* **REQUIRED TASK**
Gather all lines from the material that contain "Coverage".

(Figure collection entries)
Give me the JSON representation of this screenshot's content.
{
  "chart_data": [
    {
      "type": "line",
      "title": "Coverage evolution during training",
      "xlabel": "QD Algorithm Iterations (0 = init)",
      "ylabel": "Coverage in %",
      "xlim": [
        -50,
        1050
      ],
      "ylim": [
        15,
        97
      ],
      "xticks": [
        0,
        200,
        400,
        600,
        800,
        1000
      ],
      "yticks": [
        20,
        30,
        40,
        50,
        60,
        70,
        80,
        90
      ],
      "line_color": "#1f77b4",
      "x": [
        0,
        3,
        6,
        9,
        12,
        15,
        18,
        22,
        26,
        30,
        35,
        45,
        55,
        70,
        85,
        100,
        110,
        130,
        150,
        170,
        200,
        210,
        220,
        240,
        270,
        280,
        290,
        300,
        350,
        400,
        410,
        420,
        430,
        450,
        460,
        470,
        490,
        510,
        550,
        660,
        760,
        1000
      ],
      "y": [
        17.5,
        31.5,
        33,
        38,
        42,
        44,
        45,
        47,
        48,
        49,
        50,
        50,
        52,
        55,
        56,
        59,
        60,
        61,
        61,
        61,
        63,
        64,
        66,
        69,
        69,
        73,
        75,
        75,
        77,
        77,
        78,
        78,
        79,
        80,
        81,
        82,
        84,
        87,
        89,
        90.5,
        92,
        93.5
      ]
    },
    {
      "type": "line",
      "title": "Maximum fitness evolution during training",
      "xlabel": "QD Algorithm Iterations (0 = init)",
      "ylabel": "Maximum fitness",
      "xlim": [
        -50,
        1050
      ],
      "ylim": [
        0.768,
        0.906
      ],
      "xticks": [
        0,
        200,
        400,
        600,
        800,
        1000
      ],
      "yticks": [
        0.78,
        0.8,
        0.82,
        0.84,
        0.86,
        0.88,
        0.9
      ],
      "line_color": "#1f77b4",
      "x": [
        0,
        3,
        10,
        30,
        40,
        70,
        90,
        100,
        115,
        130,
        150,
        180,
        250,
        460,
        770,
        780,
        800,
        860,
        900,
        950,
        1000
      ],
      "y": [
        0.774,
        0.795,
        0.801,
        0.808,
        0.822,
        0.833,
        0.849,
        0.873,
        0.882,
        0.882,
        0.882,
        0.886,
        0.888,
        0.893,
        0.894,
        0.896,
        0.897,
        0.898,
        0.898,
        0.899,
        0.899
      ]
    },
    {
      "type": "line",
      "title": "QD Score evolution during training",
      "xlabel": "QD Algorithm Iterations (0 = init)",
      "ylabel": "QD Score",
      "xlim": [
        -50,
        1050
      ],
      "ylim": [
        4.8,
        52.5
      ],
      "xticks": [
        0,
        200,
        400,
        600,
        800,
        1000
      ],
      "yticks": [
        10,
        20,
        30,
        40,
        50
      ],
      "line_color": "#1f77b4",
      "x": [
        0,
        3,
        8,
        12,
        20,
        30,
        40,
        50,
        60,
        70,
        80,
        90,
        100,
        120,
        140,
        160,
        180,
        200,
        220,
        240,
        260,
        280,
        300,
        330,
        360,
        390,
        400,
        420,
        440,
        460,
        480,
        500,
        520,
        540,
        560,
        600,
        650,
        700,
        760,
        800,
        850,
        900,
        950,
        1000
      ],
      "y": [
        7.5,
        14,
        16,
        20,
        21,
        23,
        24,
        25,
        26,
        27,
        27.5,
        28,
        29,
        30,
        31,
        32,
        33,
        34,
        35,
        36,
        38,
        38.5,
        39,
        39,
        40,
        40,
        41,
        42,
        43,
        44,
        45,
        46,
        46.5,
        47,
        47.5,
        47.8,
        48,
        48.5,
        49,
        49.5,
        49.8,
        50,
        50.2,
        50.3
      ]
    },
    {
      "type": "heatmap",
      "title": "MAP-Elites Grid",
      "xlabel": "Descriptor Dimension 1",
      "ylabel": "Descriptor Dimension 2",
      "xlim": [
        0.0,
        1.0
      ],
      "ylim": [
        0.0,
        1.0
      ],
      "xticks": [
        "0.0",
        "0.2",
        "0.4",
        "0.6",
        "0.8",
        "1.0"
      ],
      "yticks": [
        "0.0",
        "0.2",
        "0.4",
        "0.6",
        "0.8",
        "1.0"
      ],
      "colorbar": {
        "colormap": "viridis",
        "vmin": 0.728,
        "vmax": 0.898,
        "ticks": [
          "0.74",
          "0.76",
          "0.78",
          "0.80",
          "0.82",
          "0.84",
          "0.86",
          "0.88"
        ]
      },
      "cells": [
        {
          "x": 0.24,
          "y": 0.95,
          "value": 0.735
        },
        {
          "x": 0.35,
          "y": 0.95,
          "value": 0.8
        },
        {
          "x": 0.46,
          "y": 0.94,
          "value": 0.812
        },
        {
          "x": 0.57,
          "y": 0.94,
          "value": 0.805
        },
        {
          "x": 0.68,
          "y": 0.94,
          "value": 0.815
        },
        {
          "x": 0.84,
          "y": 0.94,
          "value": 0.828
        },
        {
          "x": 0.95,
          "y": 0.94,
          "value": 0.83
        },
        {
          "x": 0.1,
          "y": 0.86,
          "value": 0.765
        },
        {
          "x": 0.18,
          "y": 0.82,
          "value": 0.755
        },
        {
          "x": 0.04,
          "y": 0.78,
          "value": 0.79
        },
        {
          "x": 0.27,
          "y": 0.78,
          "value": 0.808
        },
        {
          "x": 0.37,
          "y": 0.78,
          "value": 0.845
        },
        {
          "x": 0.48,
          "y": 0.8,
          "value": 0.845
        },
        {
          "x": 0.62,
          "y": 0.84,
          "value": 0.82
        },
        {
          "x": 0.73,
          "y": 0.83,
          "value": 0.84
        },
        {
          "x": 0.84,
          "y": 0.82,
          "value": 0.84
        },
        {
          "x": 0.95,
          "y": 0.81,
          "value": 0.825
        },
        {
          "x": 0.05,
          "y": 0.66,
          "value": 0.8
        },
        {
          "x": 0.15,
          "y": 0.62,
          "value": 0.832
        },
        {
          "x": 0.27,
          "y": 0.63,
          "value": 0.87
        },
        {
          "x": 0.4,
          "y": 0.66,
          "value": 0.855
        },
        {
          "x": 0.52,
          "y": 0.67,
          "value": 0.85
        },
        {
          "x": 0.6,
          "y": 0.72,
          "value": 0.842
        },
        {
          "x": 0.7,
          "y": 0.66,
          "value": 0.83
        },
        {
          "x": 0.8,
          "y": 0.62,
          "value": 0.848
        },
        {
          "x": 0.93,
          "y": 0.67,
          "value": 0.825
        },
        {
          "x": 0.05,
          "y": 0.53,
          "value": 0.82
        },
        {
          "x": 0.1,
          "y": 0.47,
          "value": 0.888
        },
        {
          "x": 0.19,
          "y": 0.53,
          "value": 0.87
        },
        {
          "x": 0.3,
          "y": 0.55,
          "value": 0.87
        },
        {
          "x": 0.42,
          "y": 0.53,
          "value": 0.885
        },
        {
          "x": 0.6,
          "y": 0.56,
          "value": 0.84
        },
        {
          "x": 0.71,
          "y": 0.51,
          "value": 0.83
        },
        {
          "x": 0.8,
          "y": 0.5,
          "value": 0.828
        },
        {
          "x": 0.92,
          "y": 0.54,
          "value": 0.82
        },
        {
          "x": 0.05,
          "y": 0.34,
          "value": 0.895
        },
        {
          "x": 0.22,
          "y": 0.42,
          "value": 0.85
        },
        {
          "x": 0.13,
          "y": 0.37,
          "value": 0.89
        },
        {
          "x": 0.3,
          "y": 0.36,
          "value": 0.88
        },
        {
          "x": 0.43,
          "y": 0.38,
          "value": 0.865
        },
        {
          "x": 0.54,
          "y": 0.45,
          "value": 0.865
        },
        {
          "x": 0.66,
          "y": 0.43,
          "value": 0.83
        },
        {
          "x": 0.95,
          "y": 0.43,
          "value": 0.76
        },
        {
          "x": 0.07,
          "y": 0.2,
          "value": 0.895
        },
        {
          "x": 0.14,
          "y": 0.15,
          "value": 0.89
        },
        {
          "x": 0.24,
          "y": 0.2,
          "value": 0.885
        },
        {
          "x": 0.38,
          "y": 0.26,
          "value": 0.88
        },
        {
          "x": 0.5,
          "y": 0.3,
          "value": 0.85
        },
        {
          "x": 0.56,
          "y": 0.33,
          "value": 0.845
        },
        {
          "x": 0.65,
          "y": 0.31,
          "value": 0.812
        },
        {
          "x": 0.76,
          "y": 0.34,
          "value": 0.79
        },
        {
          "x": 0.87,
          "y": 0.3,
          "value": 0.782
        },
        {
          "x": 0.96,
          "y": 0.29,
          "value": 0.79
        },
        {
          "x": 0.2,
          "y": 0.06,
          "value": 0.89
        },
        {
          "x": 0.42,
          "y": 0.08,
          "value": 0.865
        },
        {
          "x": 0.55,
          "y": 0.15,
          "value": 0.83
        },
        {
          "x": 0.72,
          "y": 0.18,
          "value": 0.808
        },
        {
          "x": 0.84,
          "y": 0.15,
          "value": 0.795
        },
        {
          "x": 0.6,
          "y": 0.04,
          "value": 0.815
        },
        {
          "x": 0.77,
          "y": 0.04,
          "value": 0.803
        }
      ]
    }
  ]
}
---
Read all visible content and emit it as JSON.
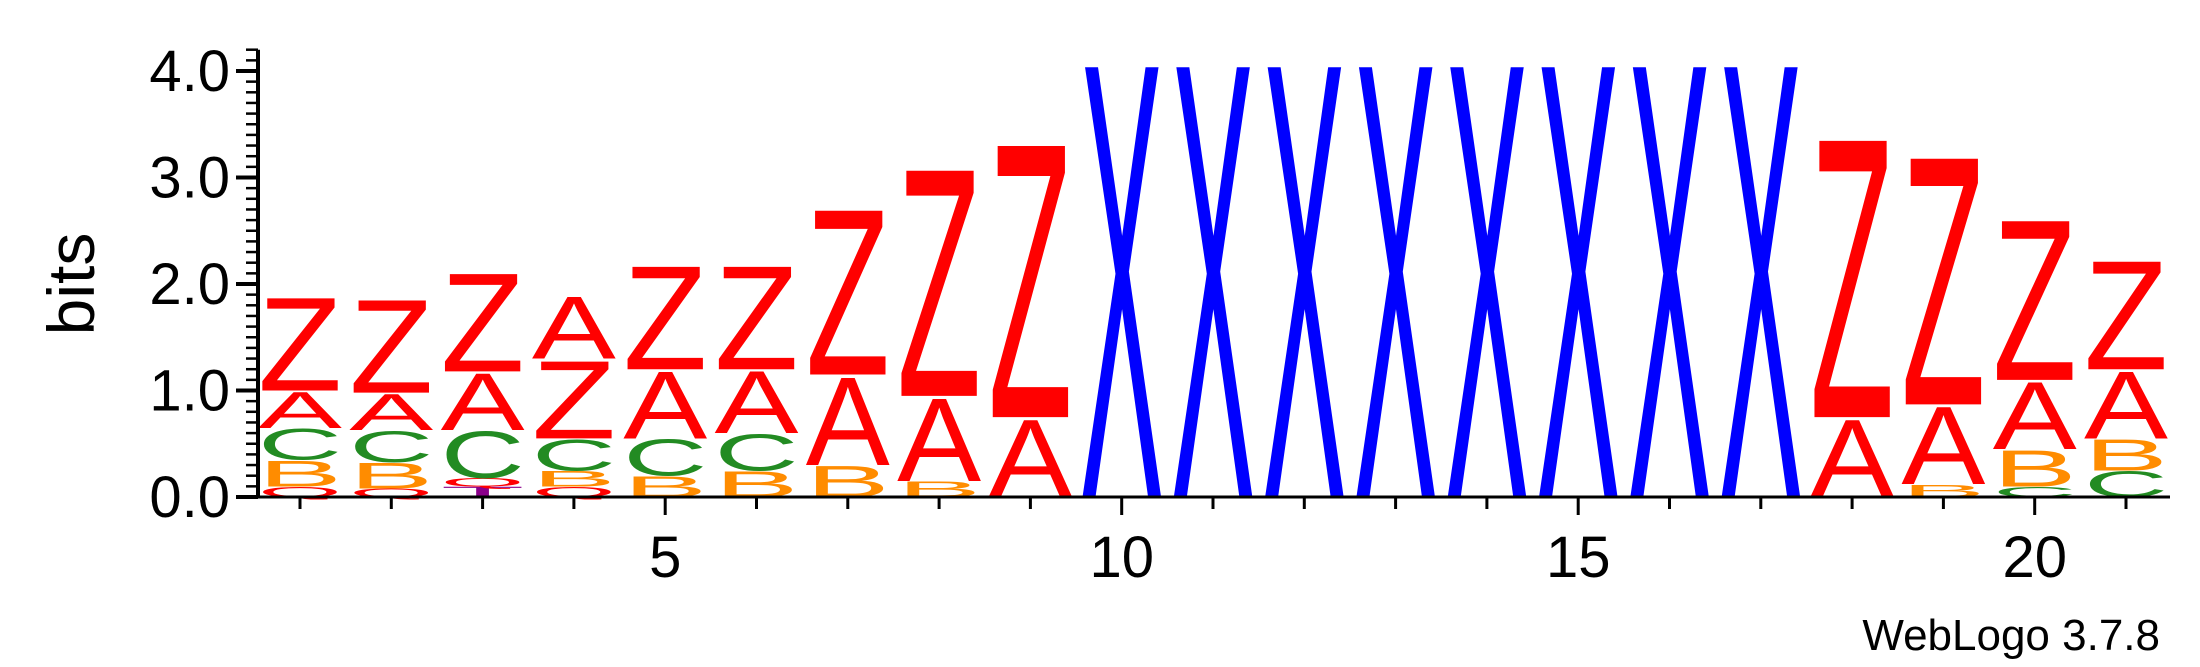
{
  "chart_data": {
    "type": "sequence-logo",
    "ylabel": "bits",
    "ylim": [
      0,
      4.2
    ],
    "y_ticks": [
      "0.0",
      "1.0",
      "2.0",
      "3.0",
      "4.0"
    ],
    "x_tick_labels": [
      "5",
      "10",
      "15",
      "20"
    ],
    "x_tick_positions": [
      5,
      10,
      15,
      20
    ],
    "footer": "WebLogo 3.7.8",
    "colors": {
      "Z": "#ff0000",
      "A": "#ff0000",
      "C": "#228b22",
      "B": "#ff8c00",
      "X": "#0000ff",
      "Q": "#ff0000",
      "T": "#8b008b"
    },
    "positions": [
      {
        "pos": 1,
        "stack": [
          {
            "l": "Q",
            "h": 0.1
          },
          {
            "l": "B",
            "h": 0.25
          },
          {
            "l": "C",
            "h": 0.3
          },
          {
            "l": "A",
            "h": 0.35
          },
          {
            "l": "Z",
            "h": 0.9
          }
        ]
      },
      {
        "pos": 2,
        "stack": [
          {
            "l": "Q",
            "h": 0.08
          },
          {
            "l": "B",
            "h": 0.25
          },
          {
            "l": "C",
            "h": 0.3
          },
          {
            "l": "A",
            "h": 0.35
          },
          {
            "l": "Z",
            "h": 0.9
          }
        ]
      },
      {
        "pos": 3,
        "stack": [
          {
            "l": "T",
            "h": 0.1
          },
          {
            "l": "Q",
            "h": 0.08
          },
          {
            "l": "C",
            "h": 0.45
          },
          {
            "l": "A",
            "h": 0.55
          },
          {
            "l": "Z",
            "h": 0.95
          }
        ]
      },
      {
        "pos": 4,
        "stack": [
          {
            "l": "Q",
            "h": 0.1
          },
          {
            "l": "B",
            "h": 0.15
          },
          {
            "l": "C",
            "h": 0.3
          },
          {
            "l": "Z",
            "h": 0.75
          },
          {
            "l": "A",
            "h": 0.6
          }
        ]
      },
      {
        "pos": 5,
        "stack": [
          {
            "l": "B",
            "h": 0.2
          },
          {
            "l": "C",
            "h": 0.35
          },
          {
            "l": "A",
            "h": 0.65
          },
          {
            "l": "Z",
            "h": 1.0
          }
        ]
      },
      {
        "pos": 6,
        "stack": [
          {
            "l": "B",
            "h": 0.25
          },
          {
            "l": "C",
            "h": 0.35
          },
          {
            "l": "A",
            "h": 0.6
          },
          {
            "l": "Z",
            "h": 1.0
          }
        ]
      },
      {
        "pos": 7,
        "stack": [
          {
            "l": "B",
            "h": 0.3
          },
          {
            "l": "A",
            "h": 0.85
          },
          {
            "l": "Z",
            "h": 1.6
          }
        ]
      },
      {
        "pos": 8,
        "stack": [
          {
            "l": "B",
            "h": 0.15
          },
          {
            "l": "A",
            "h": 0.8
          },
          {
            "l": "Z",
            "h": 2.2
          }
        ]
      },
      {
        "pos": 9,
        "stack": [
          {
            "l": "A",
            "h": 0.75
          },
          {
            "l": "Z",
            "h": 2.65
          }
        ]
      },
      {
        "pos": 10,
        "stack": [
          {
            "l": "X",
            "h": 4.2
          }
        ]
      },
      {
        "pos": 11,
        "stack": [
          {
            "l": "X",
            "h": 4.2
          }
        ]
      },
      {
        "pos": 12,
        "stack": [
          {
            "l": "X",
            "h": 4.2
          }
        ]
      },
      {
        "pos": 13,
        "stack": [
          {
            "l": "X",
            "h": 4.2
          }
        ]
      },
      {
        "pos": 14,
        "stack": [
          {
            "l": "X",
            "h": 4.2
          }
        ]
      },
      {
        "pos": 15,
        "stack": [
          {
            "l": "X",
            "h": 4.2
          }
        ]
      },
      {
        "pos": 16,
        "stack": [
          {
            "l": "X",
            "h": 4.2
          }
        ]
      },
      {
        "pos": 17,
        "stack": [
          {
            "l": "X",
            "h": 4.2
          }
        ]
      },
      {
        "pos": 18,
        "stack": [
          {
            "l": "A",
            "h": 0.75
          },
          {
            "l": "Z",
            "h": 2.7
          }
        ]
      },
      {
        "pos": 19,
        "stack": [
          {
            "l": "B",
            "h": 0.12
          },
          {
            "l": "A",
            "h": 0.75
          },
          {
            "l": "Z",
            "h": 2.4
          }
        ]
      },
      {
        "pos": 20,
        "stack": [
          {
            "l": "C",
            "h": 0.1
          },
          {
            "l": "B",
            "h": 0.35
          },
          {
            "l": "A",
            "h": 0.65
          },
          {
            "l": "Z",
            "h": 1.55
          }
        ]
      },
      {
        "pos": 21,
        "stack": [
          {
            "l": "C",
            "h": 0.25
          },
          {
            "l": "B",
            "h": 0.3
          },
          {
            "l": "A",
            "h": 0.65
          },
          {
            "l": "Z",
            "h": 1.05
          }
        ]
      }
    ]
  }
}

* **SOLVED PROBLEM**
      "title": "Coverage evolution during training",
      "ylabel": "Coverage in %",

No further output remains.